### Problem to solve
Keep the images out and copy every entry below exactly.

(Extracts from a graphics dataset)

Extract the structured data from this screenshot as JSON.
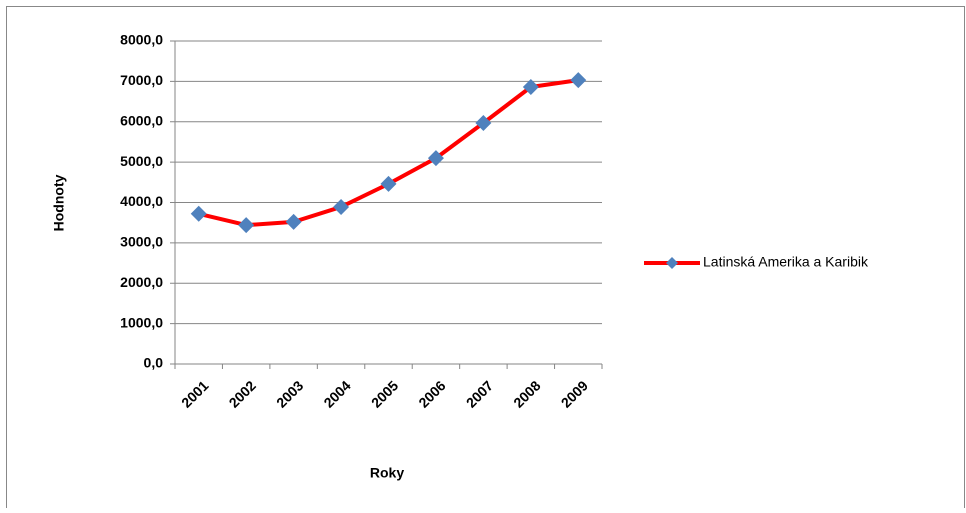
{
  "chart_data": {
    "type": "line",
    "x_label": "Roky",
    "y_label": "Hodnoty",
    "categories": [
      "2001",
      "2002",
      "2003",
      "2004",
      "2005",
      "2006",
      "2007",
      "2008",
      "2009"
    ],
    "series": [
      {
        "name": "Latinská Amerika a Karibik",
        "color": "#ff0000",
        "marker_color": "#4f81bd",
        "values": [
          3720,
          3440,
          3520,
          3890,
          4460,
          5100,
          5970,
          6860,
          7030
        ]
      }
    ],
    "ylim": [
      0,
      8000
    ],
    "yticks": [
      {
        "value": 0,
        "label": "0,0"
      },
      {
        "value": 1000,
        "label": "1000,0"
      },
      {
        "value": 2000,
        "label": "2000,0"
      },
      {
        "value": 3000,
        "label": "3000,0"
      },
      {
        "value": 4000,
        "label": "4000,0"
      },
      {
        "value": 5000,
        "label": "5000,0"
      },
      {
        "value": 6000,
        "label": "6000,0"
      },
      {
        "value": 7000,
        "label": "7000,0"
      },
      {
        "value": 8000,
        "label": "8000,0"
      }
    ],
    "grid": true,
    "legend": "right"
  }
}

### Output of the exercise
Extract the structured data from this screenshot as JSON.
{
  "chart_data": {
    "type": "line",
    "x_label": "Roky",
    "y_label": "Hodnoty",
    "categories": [
      "2001",
      "2002",
      "2003",
      "2004",
      "2005",
      "2006",
      "2007",
      "2008",
      "2009"
    ],
    "series": [
      {
        "name": "Latinská Amerika a Karibik",
        "color": "#ff0000",
        "marker_color": "#4f81bd",
        "values": [
          3720,
          3440,
          3520,
          3890,
          4460,
          5100,
          5970,
          6860,
          7030
        ]
      }
    ],
    "ylim": [
      0,
      8000
    ],
    "yticks": [
      {
        "value": 0,
        "label": "0,0"
      },
      {
        "value": 1000,
        "label": "1000,0"
      },
      {
        "value": 2000,
        "label": "2000,0"
      },
      {
        "value": 3000,
        "label": "3000,0"
      },
      {
        "value": 4000,
        "label": "4000,0"
      },
      {
        "value": 5000,
        "label": "5000,0"
      },
      {
        "value": 6000,
        "label": "6000,0"
      },
      {
        "value": 7000,
        "label": "7000,0"
      },
      {
        "value": 8000,
        "label": "8000,0"
      }
    ],
    "grid": true,
    "legend": "right"
  }
}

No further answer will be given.